**WHAT THE EXERCISE ASKS**
Scan the entries for the string "Hospitals" and give the number of lines that have it, nothing further.
+++ SOURCE RECORDS +++
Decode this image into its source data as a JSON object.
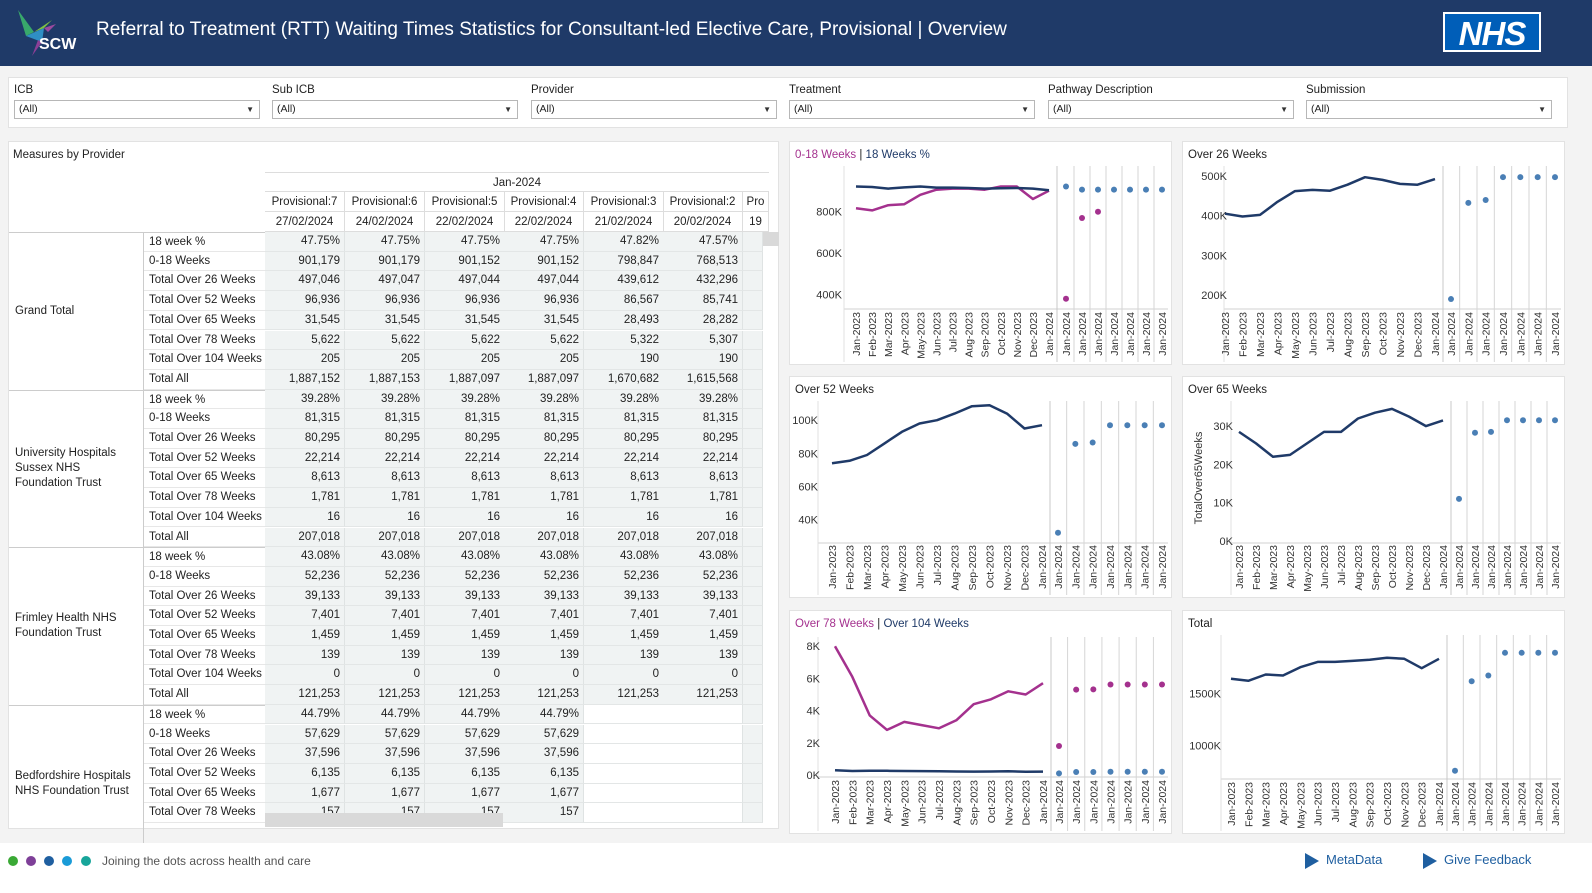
{
  "header": {
    "logo_text": "SCW",
    "title": "Referral to Treatment (RTT) Waiting Times Statistics for Consultant-led Elective Care, Provisional | Overview",
    "nhs_logo": "NHS"
  },
  "filters": [
    {
      "label": "ICB",
      "value": "(All)"
    },
    {
      "label": "Sub ICB",
      "value": "(All)"
    },
    {
      "label": "Provider",
      "value": "(All)"
    },
    {
      "label": "Treatment",
      "value": "(All)"
    },
    {
      "label": "Pathway Description",
      "value": "(All)"
    },
    {
      "label": "Submission",
      "value": "(All)"
    }
  ],
  "table": {
    "title": "Measures by Provider",
    "month": "Jan-2024",
    "columns": [
      {
        "name": "Provisional:7",
        "date": "27/02/2024"
      },
      {
        "name": "Provisional:6",
        "date": "24/02/2024"
      },
      {
        "name": "Provisional:5",
        "date": "22/02/2024"
      },
      {
        "name": "Provisional:4",
        "date": "22/02/2024"
      },
      {
        "name": "Provisional:3",
        "date": "21/02/2024"
      },
      {
        "name": "Provisional:2",
        "date": "20/02/2024"
      },
      {
        "name": "Pro",
        "date": "19"
      }
    ],
    "groups": [
      {
        "name": "Grand Total",
        "rows": [
          {
            "measure": "18 week %",
            "values": [
              "47.75%",
              "47.75%",
              "47.75%",
              "47.75%",
              "47.82%",
              "47.57%"
            ]
          },
          {
            "measure": "0-18 Weeks",
            "values": [
              "901,179",
              "901,179",
              "901,152",
              "901,152",
              "798,847",
              "768,513"
            ]
          },
          {
            "measure": "Total Over 26 Weeks",
            "values": [
              "497,046",
              "497,047",
              "497,044",
              "497,044",
              "439,612",
              "432,296"
            ]
          },
          {
            "measure": "Total Over 52 Weeks",
            "values": [
              "96,936",
              "96,936",
              "96,936",
              "96,936",
              "86,567",
              "85,741"
            ]
          },
          {
            "measure": "Total Over 65 Weeks",
            "values": [
              "31,545",
              "31,545",
              "31,545",
              "31,545",
              "28,493",
              "28,282"
            ]
          },
          {
            "measure": "Total Over 78 Weeks",
            "values": [
              "5,622",
              "5,622",
              "5,622",
              "5,622",
              "5,322",
              "5,307"
            ]
          },
          {
            "measure": "Total Over 104 Weeks",
            "values": [
              "205",
              "205",
              "205",
              "205",
              "190",
              "190"
            ]
          },
          {
            "measure": "Total All",
            "values": [
              "1,887,152",
              "1,887,153",
              "1,887,097",
              "1,887,097",
              "1,670,682",
              "1,615,568"
            ]
          }
        ]
      },
      {
        "name": "University Hospitals Sussex NHS Foundation Trust",
        "rows": [
          {
            "measure": "18 week %",
            "values": [
              "39.28%",
              "39.28%",
              "39.28%",
              "39.28%",
              "39.28%",
              "39.28%"
            ]
          },
          {
            "measure": "0-18 Weeks",
            "values": [
              "81,315",
              "81,315",
              "81,315",
              "81,315",
              "81,315",
              "81,315"
            ]
          },
          {
            "measure": "Total Over 26 Weeks",
            "values": [
              "80,295",
              "80,295",
              "80,295",
              "80,295",
              "80,295",
              "80,295"
            ]
          },
          {
            "measure": "Total Over 52 Weeks",
            "values": [
              "22,214",
              "22,214",
              "22,214",
              "22,214",
              "22,214",
              "22,214"
            ]
          },
          {
            "measure": "Total Over 65 Weeks",
            "values": [
              "8,613",
              "8,613",
              "8,613",
              "8,613",
              "8,613",
              "8,613"
            ]
          },
          {
            "measure": "Total Over 78 Weeks",
            "values": [
              "1,781",
              "1,781",
              "1,781",
              "1,781",
              "1,781",
              "1,781"
            ]
          },
          {
            "measure": "Total Over 104 Weeks",
            "values": [
              "16",
              "16",
              "16",
              "16",
              "16",
              "16"
            ]
          },
          {
            "measure": "Total All",
            "values": [
              "207,018",
              "207,018",
              "207,018",
              "207,018",
              "207,018",
              "207,018"
            ]
          }
        ]
      },
      {
        "name": "Frimley Health NHS Foundation Trust",
        "rows": [
          {
            "measure": "18 week %",
            "values": [
              "43.08%",
              "43.08%",
              "43.08%",
              "43.08%",
              "43.08%",
              "43.08%"
            ]
          },
          {
            "measure": "0-18 Weeks",
            "values": [
              "52,236",
              "52,236",
              "52,236",
              "52,236",
              "52,236",
              "52,236"
            ]
          },
          {
            "measure": "Total Over 26 Weeks",
            "values": [
              "39,133",
              "39,133",
              "39,133",
              "39,133",
              "39,133",
              "39,133"
            ]
          },
          {
            "measure": "Total Over 52 Weeks",
            "values": [
              "7,401",
              "7,401",
              "7,401",
              "7,401",
              "7,401",
              "7,401"
            ]
          },
          {
            "measure": "Total Over 65 Weeks",
            "values": [
              "1,459",
              "1,459",
              "1,459",
              "1,459",
              "1,459",
              "1,459"
            ]
          },
          {
            "measure": "Total Over 78 Weeks",
            "values": [
              "139",
              "139",
              "139",
              "139",
              "139",
              "139"
            ]
          },
          {
            "measure": "Total Over 104 Weeks",
            "values": [
              "0",
              "0",
              "0",
              "0",
              "0",
              "0"
            ]
          },
          {
            "measure": "Total All",
            "values": [
              "121,253",
              "121,253",
              "121,253",
              "121,253",
              "121,253",
              "121,253"
            ]
          }
        ]
      },
      {
        "name": "Bedfordshire Hospitals NHS Foundation Trust",
        "rows": [
          {
            "measure": "18 week %",
            "values": [
              "44.79%",
              "44.79%",
              "44.79%",
              "44.79%",
              "",
              ""
            ]
          },
          {
            "measure": "0-18 Weeks",
            "values": [
              "57,629",
              "57,629",
              "57,629",
              "57,629",
              "",
              ""
            ]
          },
          {
            "measure": "Total Over 26 Weeks",
            "values": [
              "37,596",
              "37,596",
              "37,596",
              "37,596",
              "",
              ""
            ]
          },
          {
            "measure": "Total Over 52 Weeks",
            "values": [
              "6,135",
              "6,135",
              "6,135",
              "6,135",
              "",
              ""
            ]
          },
          {
            "measure": "Total Over 65 Weeks",
            "values": [
              "1,677",
              "1,677",
              "1,677",
              "1,677",
              "",
              ""
            ]
          },
          {
            "measure": "Total Over 78 Weeks",
            "values": [
              "157",
              "157",
              "157",
              "157",
              "",
              ""
            ]
          }
        ]
      }
    ]
  },
  "colors": {
    "navy": "#1f3a68",
    "purple": "#a4318e",
    "dot_blue": "#4a7fb5"
  },
  "chart_data": [
    {
      "type": "line",
      "title_parts": [
        "0-18 Weeks",
        "18 Weeks %"
      ],
      "x": [
        "Jan-2023",
        "Feb-2023",
        "Mar-2023",
        "Apr-2023",
        "May-2023",
        "Jun-2023",
        "Jul-2023",
        "Aug-2023",
        "Sep-2023",
        "Oct-2023",
        "Nov-2023",
        "Dec-2023",
        "Jan-2024"
      ],
      "ylim": [
        340000,
        990000
      ],
      "yticks": [
        400000,
        600000,
        800000
      ],
      "ytick_labels": [
        "400K",
        "600K",
        "800K"
      ],
      "series": [
        {
          "name": "0-18 Weeks",
          "color": "#a4318e",
          "values": [
            815000,
            805000,
            830000,
            835000,
            880000,
            905000,
            910000,
            910000,
            905000,
            920000,
            920000,
            860000,
            900000
          ]
        },
        {
          "name": "18 Weeks %",
          "color": "#1f3a68",
          "values": [
            920000,
            918000,
            910000,
            916000,
            920000,
            915000,
            915000,
            913000,
            910000,
            912000,
            913000,
            910000,
            902000
          ]
        }
      ],
      "provisional_x": [
        "Jan-2024",
        "Jan-2024",
        "Jan-2024",
        "Jan-2024",
        "Jan-2024",
        "Jan-2024",
        "Jan-2024"
      ],
      "provisional_series": [
        {
          "name": "0-18 Weeks",
          "color": "#a4318e",
          "values": [
            380000,
            768513,
            798847,
            null,
            null,
            null,
            null
          ]
        },
        {
          "name": "18 Weeks %",
          "color": "#4a7fb5",
          "values": [
            920000,
            905000,
            905000,
            905000,
            905000,
            905000,
            905000
          ]
        }
      ]
    },
    {
      "type": "line",
      "title_parts": [
        "Over 26 Weeks"
      ],
      "x": [
        "Jan-2023",
        "Feb-2023",
        "Mar-2023",
        "Apr-2023",
        "May-2023",
        "Jun-2023",
        "Jul-2023",
        "Aug-2023",
        "Sep-2023",
        "Oct-2023",
        "Nov-2023",
        "Dec-2023",
        "Jan-2024"
      ],
      "ylim": [
        170000,
        510000
      ],
      "yticks": [
        200000,
        300000,
        400000,
        500000
      ],
      "ytick_labels": [
        "200K",
        "300K",
        "400K",
        "500K"
      ],
      "series": [
        {
          "name": "",
          "color": "#1f3a68",
          "values": [
            405000,
            398000,
            402000,
            435000,
            462000,
            465000,
            463000,
            478000,
            497000,
            490000,
            480000,
            478000,
            492000
          ]
        }
      ],
      "provisional_x": [
        "Jan-2024",
        "Jan-2024",
        "Jan-2024",
        "Jan-2024",
        "Jan-2024",
        "Jan-2024",
        "Jan-2024"
      ],
      "provisional_series": [
        {
          "name": "",
          "color": "#4a7fb5",
          "values": [
            190000,
            432296,
            439612,
            497044,
            497044,
            497047,
            497046
          ]
        }
      ]
    },
    {
      "type": "line",
      "title_parts": [
        "Over 52 Weeks"
      ],
      "x": [
        "Jan-2023",
        "Feb-2023",
        "Mar-2023",
        "Apr-2023",
        "May-2023",
        "Jun-2023",
        "Jul-2023",
        "Aug-2023",
        "Sep-2023",
        "Oct-2023",
        "Nov-2023",
        "Dec-2023",
        "Jan-2024"
      ],
      "ylim": [
        27000,
        108000
      ],
      "yticks": [
        40000,
        60000,
        80000,
        100000
      ],
      "ytick_labels": [
        "40K",
        "60K",
        "80K",
        "100K"
      ],
      "series": [
        {
          "name": "",
          "color": "#1f3a68",
          "values": [
            74000,
            75500,
            79000,
            86000,
            93000,
            98000,
            100000,
            104000,
            108500,
            109000,
            104000,
            95000,
            97000
          ]
        }
      ],
      "provisional_x": [
        "Jan-2024",
        "Jan-2024",
        "Jan-2024",
        "Jan-2024",
        "Jan-2024",
        "Jan-2024",
        "Jan-2024"
      ],
      "provisional_series": [
        {
          "name": "",
          "color": "#4a7fb5",
          "values": [
            32000,
            85741,
            86567,
            96936,
            96936,
            96936,
            96936
          ]
        }
      ]
    },
    {
      "type": "line",
      "title_parts": [
        "Over 65 Weeks"
      ],
      "ylabel": "TotalOver65Weeks",
      "x": [
        "Jan-2023",
        "Feb-2023",
        "Mar-2023",
        "Apr-2023",
        "May-2023",
        "Jun-2023",
        "Jul-2023",
        "Aug-2023",
        "Sep-2023",
        "Oct-2023",
        "Nov-2023",
        "Dec-2023",
        "Jan-2024"
      ],
      "ylim": [
        0,
        35000
      ],
      "yticks": [
        0,
        10000,
        20000,
        30000
      ],
      "ytick_labels": [
        "0K",
        "10K",
        "20K",
        "30K"
      ],
      "series": [
        {
          "name": "",
          "color": "#1f3a68",
          "values": [
            28500,
            25500,
            22000,
            22500,
            25500,
            28500,
            28500,
            32000,
            33500,
            34500,
            32500,
            30000,
            31500
          ]
        }
      ],
      "provisional_x": [
        "Jan-2024",
        "Jan-2024",
        "Jan-2024",
        "Jan-2024",
        "Jan-2024",
        "Jan-2024",
        "Jan-2024"
      ],
      "provisional_series": [
        {
          "name": "",
          "color": "#4a7fb5",
          "values": [
            11000,
            28282,
            28493,
            31545,
            31545,
            31545,
            31545
          ]
        }
      ]
    },
    {
      "type": "line",
      "title_parts": [
        "Over 78 Weeks",
        "Over 104 Weeks"
      ],
      "x": [
        "Jan-2023",
        "Feb-2023",
        "Mar-2023",
        "Apr-2023",
        "May-2023",
        "Jun-2023",
        "Jul-2023",
        "Aug-2023",
        "Sep-2023",
        "Oct-2023",
        "Nov-2023",
        "Dec-2023",
        "Jan-2024"
      ],
      "ylim": [
        0,
        8200
      ],
      "yticks": [
        0,
        2000,
        4000,
        6000,
        8000
      ],
      "ytick_labels": [
        "0K",
        "2K",
        "4K",
        "6K",
        "8K"
      ],
      "series": [
        {
          "name": "Over 78 Weeks",
          "color": "#a4318e",
          "values": [
            8000,
            6100,
            3700,
            2800,
            3300,
            3100,
            2900,
            3400,
            4400,
            4700,
            5200,
            5000,
            5700
          ]
        },
        {
          "name": "Over 104 Weeks",
          "color": "#1f3a68",
          "values": [
            300,
            250,
            270,
            260,
            250,
            240,
            230,
            220,
            210,
            220,
            230,
            200,
            210
          ]
        }
      ],
      "provisional_x": [
        "Jan-2024",
        "Jan-2024",
        "Jan-2024",
        "Jan-2024",
        "Jan-2024",
        "Jan-2024",
        "Jan-2024"
      ],
      "provisional_series": [
        {
          "name": "Over 78 Weeks",
          "color": "#a4318e",
          "values": [
            1800,
            5307,
            5322,
            5622,
            5622,
            5622,
            5622
          ]
        },
        {
          "name": "Over 104 Weeks",
          "color": "#4a7fb5",
          "values": [
            100,
            190,
            190,
            205,
            205,
            205,
            205
          ]
        }
      ]
    },
    {
      "type": "line",
      "title_parts": [
        "Total"
      ],
      "x": [
        "Jan-2023",
        "Feb-2023",
        "Mar-2023",
        "Apr-2023",
        "May-2023",
        "Jun-2023",
        "Jul-2023",
        "Aug-2023",
        "Sep-2023",
        "Oct-2023",
        "Nov-2023",
        "Dec-2023",
        "Jan-2024"
      ],
      "ylim": [
        700000,
        2000000
      ],
      "yticks": [
        1000000,
        1500000
      ],
      "ytick_labels": [
        "1000K",
        "1500K"
      ],
      "series": [
        {
          "name": "",
          "color": "#1f3a68",
          "values": [
            1640000,
            1620000,
            1680000,
            1670000,
            1750000,
            1800000,
            1800000,
            1810000,
            1820000,
            1840000,
            1830000,
            1740000,
            1830000
          ]
        }
      ],
      "provisional_x": [
        "Jan-2024",
        "Jan-2024",
        "Jan-2024",
        "Jan-2024",
        "Jan-2024",
        "Jan-2024",
        "Jan-2024"
      ],
      "provisional_series": [
        {
          "name": "",
          "color": "#4a7fb5",
          "values": [
            760000,
            1615568,
            1670682,
            1887097,
            1887097,
            1887153,
            1887152
          ]
        }
      ]
    }
  ],
  "footer": {
    "tagline": "Joining the dots across health and care",
    "dot_colors": [
      "#3aa935",
      "#7e3f98",
      "#1f5fa0",
      "#1a9bd7",
      "#17a59a"
    ],
    "links": [
      {
        "label": "MetaData"
      },
      {
        "label": "Give Feedback"
      }
    ]
  }
}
+++
**RESPONSE**
2